» **PROBLEM DESCRIPTION**
The answer is one number: how many lines in the data below hold "agencies".

» **EXERCISE DATA**
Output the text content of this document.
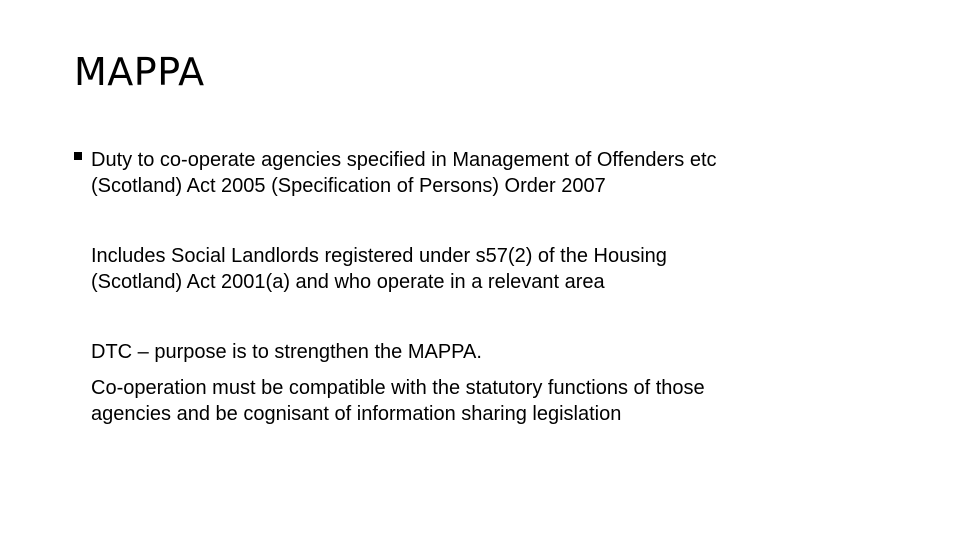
MAPPA

Duty to co-operate agencies specified in Management of Offenders etc
(Scotland) Act 2005 (Specification of Persons) Order 2007

Includes Social Landlords registered under s57(2) of the Housing
(Scotland) Act 2001(a) and who operate in a relevant area

DTC – purpose is to strengthen the MAPPA.

Co-operation must be compatible with the statutory functions of those
agencies and be cognisant of information sharing legislation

» **FINISHED ANSWER**
2